## GIVEN REQUEST
In the listing below, locate the lines that hold the string "name". Copy those lines.

## MATERIAL FOR THIS TASK
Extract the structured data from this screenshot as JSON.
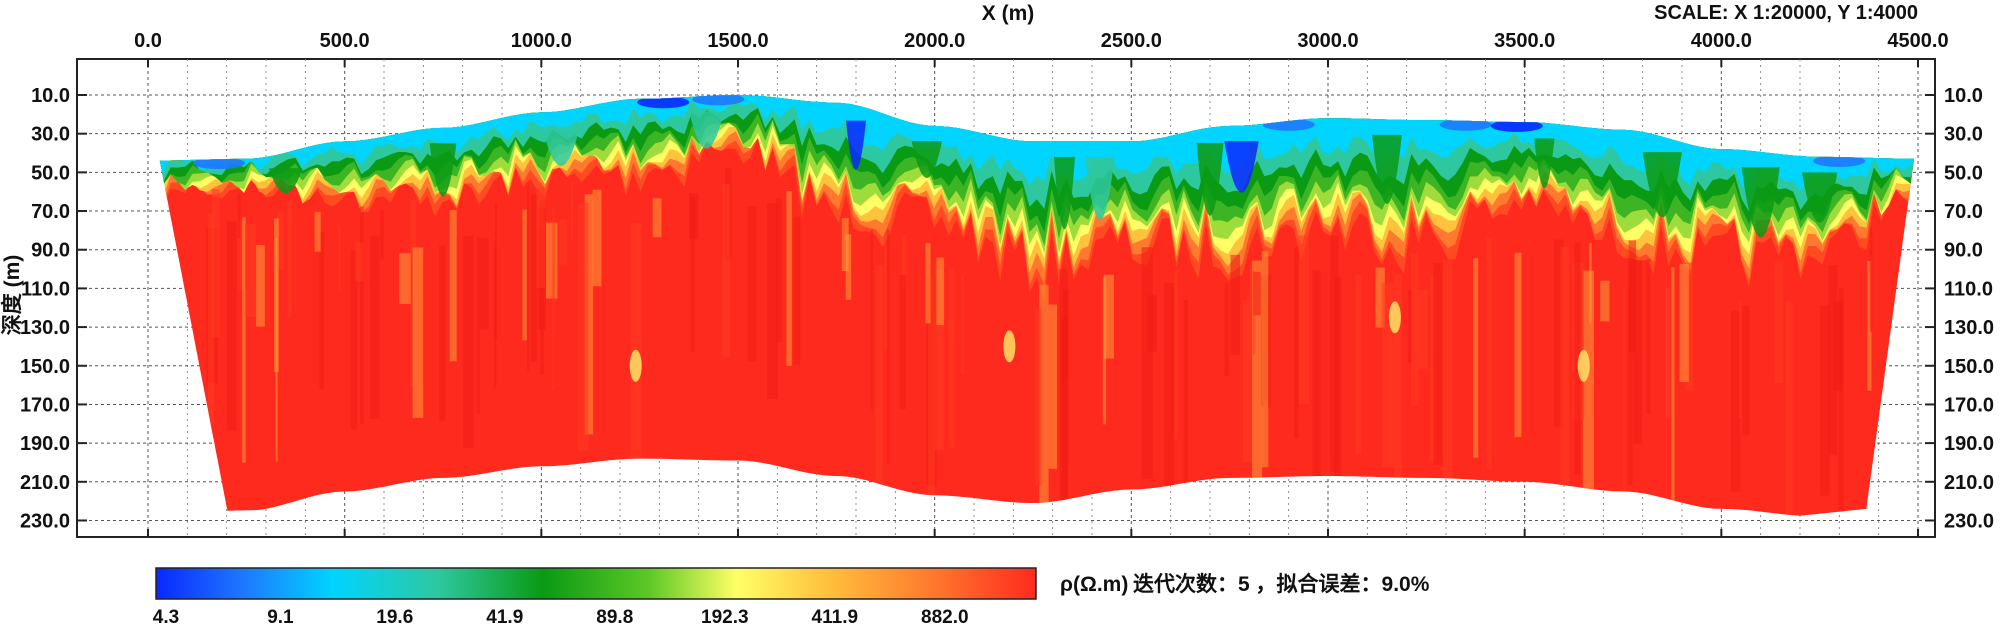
{
  "chart_data": {
    "type": "heatmap",
    "title": "",
    "xlabel": "X (m)",
    "ylabel": "深度 (m)",
    "scale_label": "SCALE: X 1:20000, Y 1:4000",
    "xlim": [
      0,
      4500
    ],
    "ylim": [
      0,
      236
    ],
    "x_ticks": [
      "0.0",
      "500.0",
      "1000.0",
      "1500.0",
      "2000.0",
      "2500.0",
      "3000.0",
      "3500.0",
      "4000.0",
      "4500.0"
    ],
    "y_ticks": [
      "10.0",
      "30.0",
      "50.0",
      "70.0",
      "90.0",
      "110.0",
      "130.0",
      "150.0",
      "170.0",
      "190.0",
      "210.0",
      "230.0"
    ],
    "grid": true,
    "section_x": [
      0,
      250,
      500,
      750,
      1000,
      1250,
      1500,
      1750,
      2000,
      2250,
      2500,
      2750,
      3000,
      3250,
      3500,
      3750,
      4000,
      4250,
      4500
    ],
    "surface_depth": [
      44,
      43,
      34,
      27,
      19,
      12,
      10,
      14,
      26,
      34,
      34,
      26,
      22,
      23,
      24,
      28,
      38,
      42,
      43
    ],
    "bottom_depth": [
      44,
      225,
      215,
      208,
      202,
      198,
      199,
      207,
      217,
      221,
      214,
      208,
      207,
      208,
      210,
      215,
      224,
      228,
      43
    ],
    "conductive_layer_base": [
      60,
      58,
      62,
      64,
      55,
      50,
      38,
      70,
      75,
      98,
      88,
      90,
      78,
      85,
      65,
      85,
      95,
      90,
      62
    ],
    "colorbar": {
      "label": "ρ(Ω.m)",
      "ticks": [
        "4.3",
        "9.1",
        "19.6",
        "41.9",
        "89.8",
        "192.3",
        "411.9",
        "882.0"
      ],
      "colors": [
        "#0a28ff",
        "#1e78ff",
        "#00d4ff",
        "#2ec8a0",
        "#0a9a14",
        "#5cc826",
        "#ffff66",
        "#ffc23c",
        "#ff7a2e",
        "#ff2a1e"
      ]
    },
    "iteration_label": "迭代次数：5 ，拟合误差：9.0%"
  }
}
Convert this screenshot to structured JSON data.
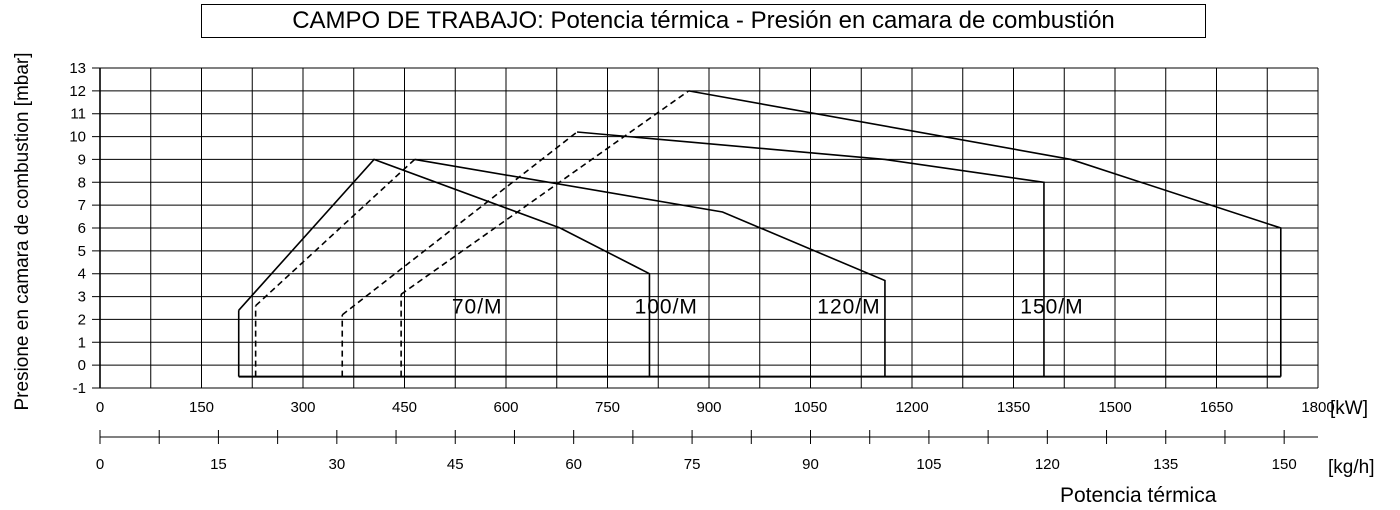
{
  "chart_data": {
    "type": "line",
    "title": "CAMPO DE TRABAJO: Potencia térmica - Presión en camara de combustión",
    "ylabel": "Presione en camara de combustion [mbar]",
    "xlabel": "Potencia térmica",
    "xunit_kw": "[kW]",
    "xunit_kgh": "[kg/h]",
    "xlim": [
      0,
      1800
    ],
    "ylim": [
      -1,
      13
    ],
    "grid": true,
    "x_ticks": [
      "0",
      "150",
      "300",
      "450",
      "600",
      "750",
      "900",
      "1050",
      "1200",
      "1350",
      "1500",
      "1650",
      "1800"
    ],
    "kgh_ticks": [
      "0",
      "15",
      "30",
      "45",
      "60",
      "75",
      "90",
      "105",
      "120",
      "135",
      "150"
    ],
    "y_ticks": [
      "13",
      "12",
      "11",
      "10",
      "9",
      "8",
      "7",
      "6",
      "5",
      "4",
      "3",
      "2",
      "1",
      "0",
      "-1"
    ],
    "series": [
      {
        "name": "70/M",
        "label_at": [
          520,
          2.6
        ],
        "start_line": {
          "x": 205,
          "y": [
            -0.5,
            2.4
          ]
        },
        "curve": [
          [
            205,
            2.4
          ],
          [
            405,
            9
          ],
          [
            680,
            6
          ],
          [
            812,
            4
          ],
          [
            812,
            -0.5
          ]
        ]
      },
      {
        "name": "100/M",
        "label_at": [
          790,
          2.6
        ],
        "start_line": {
          "x": 230,
          "y": [
            -0.5,
            2.6
          ]
        },
        "curve": [
          [
            230,
            2.6
          ],
          [
            465,
            9
          ],
          [
            920,
            6.7
          ],
          [
            1160,
            3.7
          ],
          [
            1160,
            -0.5
          ]
        ]
      },
      {
        "name": "120/M",
        "label_at": [
          1060,
          2.6
        ],
        "start_line": {
          "x": 358,
          "y": [
            -0.5,
            2.2
          ]
        },
        "curve": [
          [
            358,
            2.2
          ],
          [
            705,
            10.2
          ],
          [
            1160,
            9
          ],
          [
            1395,
            8
          ],
          [
            1395,
            -0.5
          ]
        ]
      },
      {
        "name": "150/M",
        "label_at": [
          1360,
          2.6
        ],
        "start_line": {
          "x": 445,
          "y": [
            -0.5,
            3.1
          ]
        },
        "curve": [
          [
            445,
            3.1
          ],
          [
            870,
            12
          ],
          [
            1435,
            9
          ],
          [
            1745,
            6
          ],
          [
            1745,
            -0.5
          ]
        ]
      }
    ],
    "baseline": {
      "y": -0.5,
      "x": [
        205,
        1745
      ]
    }
  }
}
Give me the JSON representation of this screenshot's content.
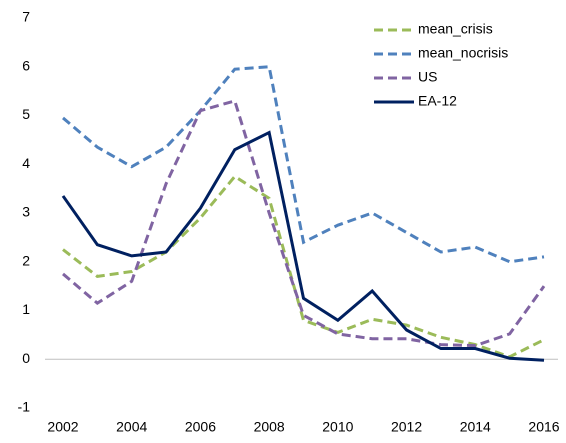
{
  "chart_data": {
    "type": "line",
    "x": [
      2002,
      2003,
      2004,
      2005,
      2006,
      2007,
      2008,
      2009,
      2010,
      2011,
      2012,
      2013,
      2014,
      2015,
      2016
    ],
    "series": [
      {
        "name": "mean_crisis",
        "color": "#9bbb59",
        "line_style": "dashed",
        "values": [
          2.25,
          1.7,
          1.8,
          2.2,
          2.9,
          3.75,
          3.3,
          0.8,
          0.55,
          0.82,
          0.7,
          0.45,
          0.3,
          0.05,
          0.4
        ]
      },
      {
        "name": "mean_nocrisis",
        "color": "#4f81bd",
        "line_style": "dashed",
        "values": [
          4.95,
          4.35,
          3.95,
          4.35,
          5.1,
          5.95,
          6.0,
          2.4,
          2.75,
          3.0,
          2.6,
          2.2,
          2.3,
          2.0,
          2.1
        ]
      },
      {
        "name": "US",
        "color": "#8064a2",
        "line_style": "dashed",
        "values": [
          1.75,
          1.15,
          1.6,
          3.6,
          5.1,
          5.3,
          3.0,
          0.9,
          0.52,
          0.42,
          0.42,
          0.3,
          0.28,
          0.52,
          1.5
        ]
      },
      {
        "name": "EA-12",
        "color": "#002060",
        "line_style": "solid",
        "values": [
          3.35,
          2.35,
          2.12,
          2.2,
          3.1,
          4.3,
          4.65,
          1.25,
          0.8,
          1.4,
          0.6,
          0.22,
          0.22,
          0.02,
          -0.02
        ]
      }
    ],
    "xlim": [
      2002,
      2016
    ],
    "xticks": [
      2002,
      2004,
      2006,
      2008,
      2010,
      2012,
      2014,
      2016
    ],
    "ylim": [
      -1,
      7
    ],
    "yticks": [
      -1,
      0,
      1,
      2,
      3,
      4,
      5,
      6,
      7
    ],
    "legend": "upper-right"
  }
}
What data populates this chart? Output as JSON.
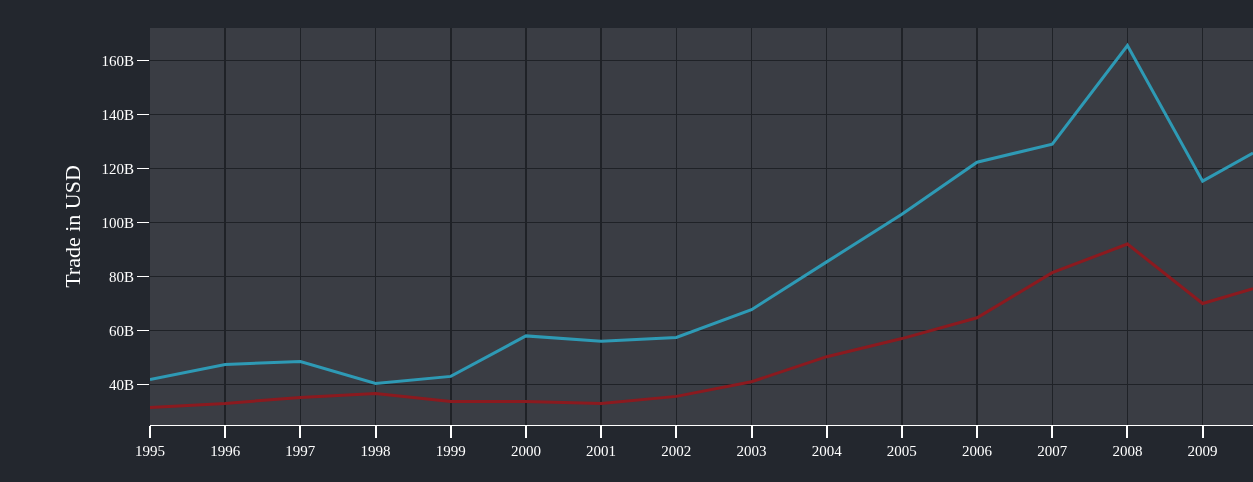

## RESPONSE FOR THIS EXERCISE
        "name": "70/M",
        "name": "100/M",
        "name": "120/M",
        "name": "150/M",
        "name": "mean_crisis",
        "name": "mean_nocrisis",
        "name": "US",
        "name": "EA-12",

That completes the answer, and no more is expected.